■ Task objective:
Gather from the listing below each line that includes the word "FFGL", and copy it.
**** Supplied data ****
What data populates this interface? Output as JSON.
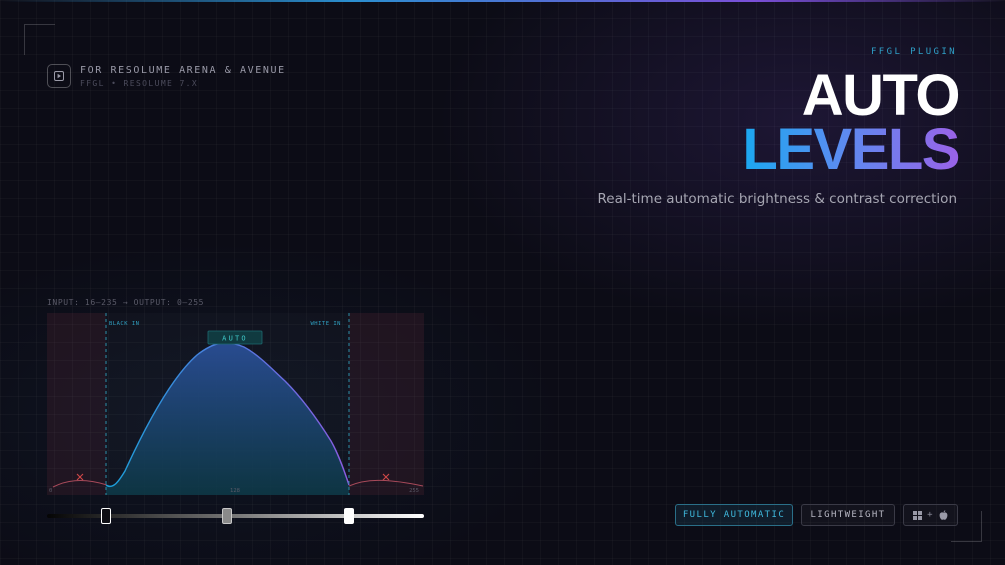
{
  "host": {
    "icon": "play-icon",
    "title": "FOR RESOLUME ARENA & AVENUE",
    "subtitle": "FFGL • RESOLUME 7.X"
  },
  "hero": {
    "kicker": "FFGL PLUGIN",
    "title_line1": "AUTO",
    "title_line2": "LEVELS",
    "tagline": "Real-time automatic brightness & contrast correction"
  },
  "histogram": {
    "io_label": "INPUT: 16–235 → OUTPUT: 0–255",
    "black_in_label": "BLACK IN",
    "white_in_label": "WHITE IN",
    "auto_badge": "AUTO",
    "tick_min": "0",
    "tick_mid": "128",
    "tick_max": "255"
  },
  "levels_slider": {
    "black_point": 16,
    "gamma_midpoint": 128,
    "white_point": 235,
    "range": [
      0,
      255
    ]
  },
  "badges": {
    "auto": "FULLY AUTOMATIC",
    "light": "LIGHTWEIGHT",
    "os_separator": "+",
    "os_icons": [
      "windows-icon",
      "apple-icon"
    ]
  },
  "colors": {
    "accent_cyan": "#2fa0c8",
    "accent_blue": "#1aa8f0",
    "accent_purple": "#9a62e8",
    "clip_red": "#d04848"
  }
}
****
■ Expected answer:
    "subtitle": "FFGL • RESOLUME 7.X"
    "kicker": "FFGL PLUGIN",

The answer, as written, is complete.